### PROBLEM TO SOLVE
From the entries below, return every line that includes the word "noch".

#### INPUT DATA

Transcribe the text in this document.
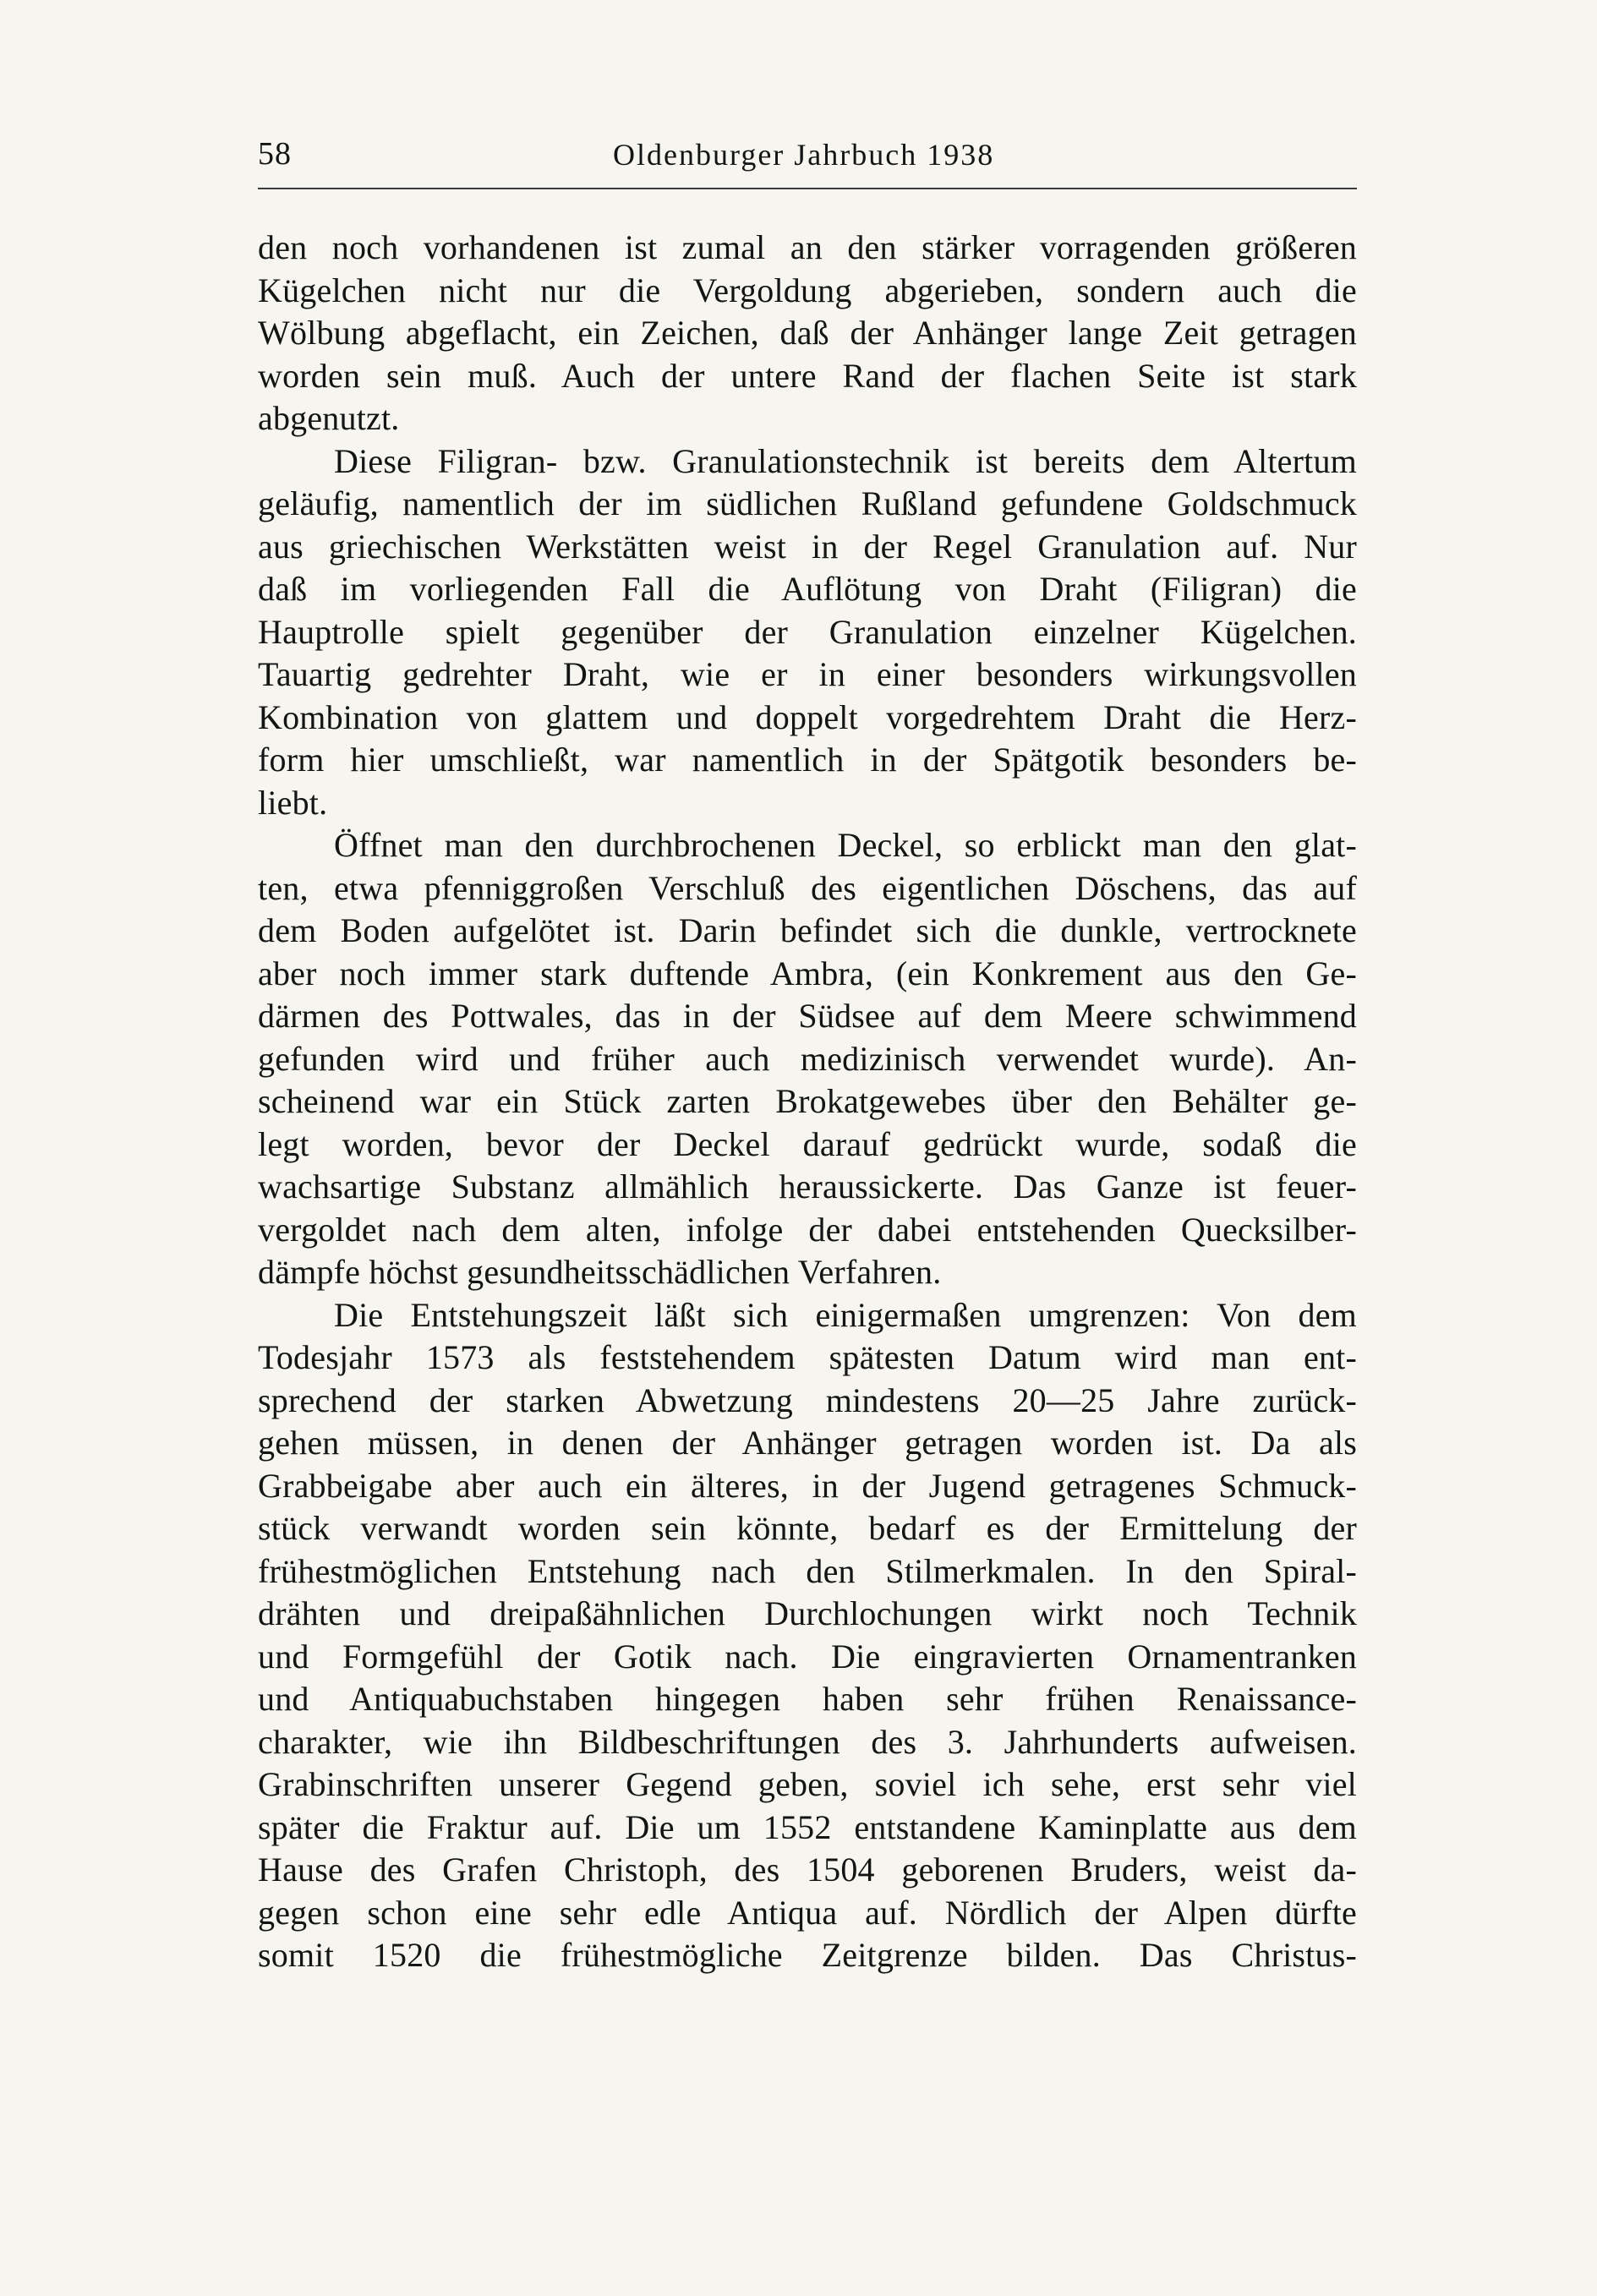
58	Oldenburger Jahrbuch 1938
den noch vorhandenen ist zumal an den stärker vorragenden größeren
Kügelchen nicht nur die Vergoldung abgerieben, sondern auch die
Wölbung abgeflacht, ein Zeichen, daß der Anhänger lange Zeit getragen
worden sein muß. Auch der untere Rand der flachen Seite ist stark
abgenutzt.
Diese Filigran- bzw. Granulationstechnik ist bereits dem Altertum
geläufig, namentlich der im südlichen Rußland gefundene Goldschmuck
aus griechischen Werkstätten weist in der Regel Granulation auf. Nur
daß im vorliegenden Fall die Auflötung von Draht (Filigran) die
Hauptrolle spielt gegenüber der Granulation einzelner Kügelchen.
Tauartig gedrehter Draht, wie er in einer besonders wirkungsvollen
Kombination von glattem und doppelt vorgedrehtem Draht die Herz-
form hier umschließt, war namentlich in der Spätgotik besonders be-
liebt.
Öffnet man den durchbrochenen Deckel, so erblickt man den glat-
ten, etwa pfenniggroßen Verschluß des eigentlichen Döschens, das auf
dem Boden aufgelötet ist. Darin befindet sich die dunkle, vertrocknete
aber noch immer stark duftende Ambra, (ein Konkrement aus den Ge-
därmen des Pottwales, das in der Südsee auf dem Meere schwimmend
gefunden wird und früher auch medizinisch verwendet wurde). An-
scheinend war ein Stück zarten Brokatgewebes über den Behälter ge-
legt worden, bevor der Deckel darauf gedrückt wurde, sodaß die
wachsartige Substanz allmählich heraussickerte. Das Ganze ist feuer-
vergoldet nach dem alten, infolge der dabei entstehenden Quecksilber-
dämpfe höchst gesundheitsschädlichen Verfahren.
Die Entstehungszeit läßt sich einigermaßen umgrenzen: Von dem
Todesjahr 1573 als feststehendem spätesten Datum wird man ent-
sprechend der starken Abwetzung mindestens 20—25 Jahre zurück-
gehen müssen, in denen der Anhänger getragen worden ist. Da als
Grabbeigabe aber auch ein älteres, in der Jugend getragenes Schmuck-
stück verwandt worden sein könnte, bedarf es der Ermittelung der
frühestmöglichen Entstehung nach den Stilmerkmalen. In den Spiral-
drähten und dreipaßähnlichen Durchlochungen wirkt noch Technik
und Formgefühl der Gotik nach. Die eingravierten Ornamentranken
und Antiquabuchstaben hingegen haben sehr frühen Renaissance-
charakter, wie ihn Bildbeschriftungen des 3. Jahrhunderts aufweisen.
Grabinschriften unserer Gegend geben, soviel ich sehe, erst sehr viel
später die Fraktur auf. Die um 1552 entstandene Kaminplatte aus dem
Hause des Grafen Christoph, des 1504 geborenen Bruders, weist da-
gegen schon eine sehr edle Antiqua auf. Nördlich der Alpen dürfte
somit 1520 die frühestmögliche Zeitgrenze bilden. Das Christus-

########

### OUTPUT OF THE EXERCISE
den noch vorhandenen ist zumal an den stärker vorragenden größeren
aber noch immer stark duftende Ambra, (ein Konkrement aus den Ge-
drähten und dreipaßähnlichen Durchlochungen wirkt noch Technik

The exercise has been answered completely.